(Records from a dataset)
-=-=-
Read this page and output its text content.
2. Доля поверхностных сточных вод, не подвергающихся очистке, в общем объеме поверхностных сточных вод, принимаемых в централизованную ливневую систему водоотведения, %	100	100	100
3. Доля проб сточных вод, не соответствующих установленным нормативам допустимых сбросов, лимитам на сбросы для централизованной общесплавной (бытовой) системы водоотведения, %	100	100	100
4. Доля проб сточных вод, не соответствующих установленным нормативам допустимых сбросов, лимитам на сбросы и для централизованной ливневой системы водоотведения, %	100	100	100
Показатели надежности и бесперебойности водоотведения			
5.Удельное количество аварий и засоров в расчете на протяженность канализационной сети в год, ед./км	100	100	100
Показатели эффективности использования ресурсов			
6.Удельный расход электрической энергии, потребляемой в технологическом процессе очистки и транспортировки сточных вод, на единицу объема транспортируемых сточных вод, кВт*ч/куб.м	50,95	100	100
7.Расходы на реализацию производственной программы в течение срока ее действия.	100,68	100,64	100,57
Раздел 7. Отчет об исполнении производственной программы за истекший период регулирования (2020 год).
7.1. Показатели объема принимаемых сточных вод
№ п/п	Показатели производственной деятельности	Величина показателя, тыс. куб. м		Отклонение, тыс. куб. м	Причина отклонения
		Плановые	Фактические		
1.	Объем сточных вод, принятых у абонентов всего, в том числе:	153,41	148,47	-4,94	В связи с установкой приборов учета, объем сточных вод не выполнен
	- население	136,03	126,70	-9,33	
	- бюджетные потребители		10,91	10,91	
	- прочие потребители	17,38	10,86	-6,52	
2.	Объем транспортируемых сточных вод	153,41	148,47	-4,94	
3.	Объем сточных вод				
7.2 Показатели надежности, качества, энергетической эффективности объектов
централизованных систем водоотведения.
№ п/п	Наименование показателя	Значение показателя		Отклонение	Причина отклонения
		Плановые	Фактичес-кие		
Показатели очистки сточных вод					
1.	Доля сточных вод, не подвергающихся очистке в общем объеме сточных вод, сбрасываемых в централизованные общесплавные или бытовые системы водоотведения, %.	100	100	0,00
-=-=-
◆ **Work required**
Extract the whole listing, character for character.

◆ **Answer for the task**
Read this page and output its text content.
2. Доля поверхностных сточных вод, не подвергающихся очистке, в общем объеме поверхностных сточных вод, принимаемых в централизованную ливневую систему водоотведения, %	100	100	100
3. Доля проб сточных вод, не соответствующих установленным нормативам допустимых сбросов, лимитам на сбросы для централизованной общесплавной (бытовой) системы водоотведения, %	100	100	100
4. Доля проб сточных вод, не соответствующих установленным нормативам допустимых сбросов, лимитам на сбросы и для централизованной ливневой системы водоотведения, %	100	100	100
Показатели надежности и бесперебойности водоотведения			
5.Удельное количество аварий и засоров в расчете на протяженность канализационной сети в год, ед./км	100	100	100
Показатели эффективности использования ресурсов			
6.Удельный расход электрической энергии, потребляемой в технологическом процессе очистки и транспортировки сточных вод, на единицу объема транспортируемых сточных вод, кВт*ч/куб.м	50,95	100	100
7.Расходы на реализацию производственной программы в течение срока ее действия.	100,68	100,64	100,57
Раздел 7. Отчет об исполнении производственной программы за истекший период регулирования (2020 год).
7.1. Показатели объема принимаемых сточных вод
№ п/п	Показатели производственной деятельности	Величина показателя, тыс. куб. м		Отклонение, тыс. куб. м	Причина отклонения
		Плановые	Фактические		
1.	Объем сточных вод, принятых у абонентов всего, в том числе:	153,41	148,47	-4,94	В связи с установкой приборов учета, объем сточных вод не выполнен
	- население	136,03	126,70	-9,33	
	- бюджетные потребители		10,91	10,91	
	- прочие потребители	17,38	10,86	-6,52	
2.	Объем транспортируемых сточных вод	153,41	148,47	-4,94	
3.	Объем сточных вод				
7.2 Показатели надежности, качества, энергетической эффективности объектов
централизованных систем водоотведения.
№ п/п	Наименование показателя	Значение показателя		Отклонение	Причина отклонения
		Плановые	Фактичес-кие		
Показатели очистки сточных вод					
1.	Доля сточных вод, не подвергающихся очистке в общем объеме сточных вод, сбрасываемых в централизованные общесплавные или бытовые системы водоотведения, %.	100	100	0,00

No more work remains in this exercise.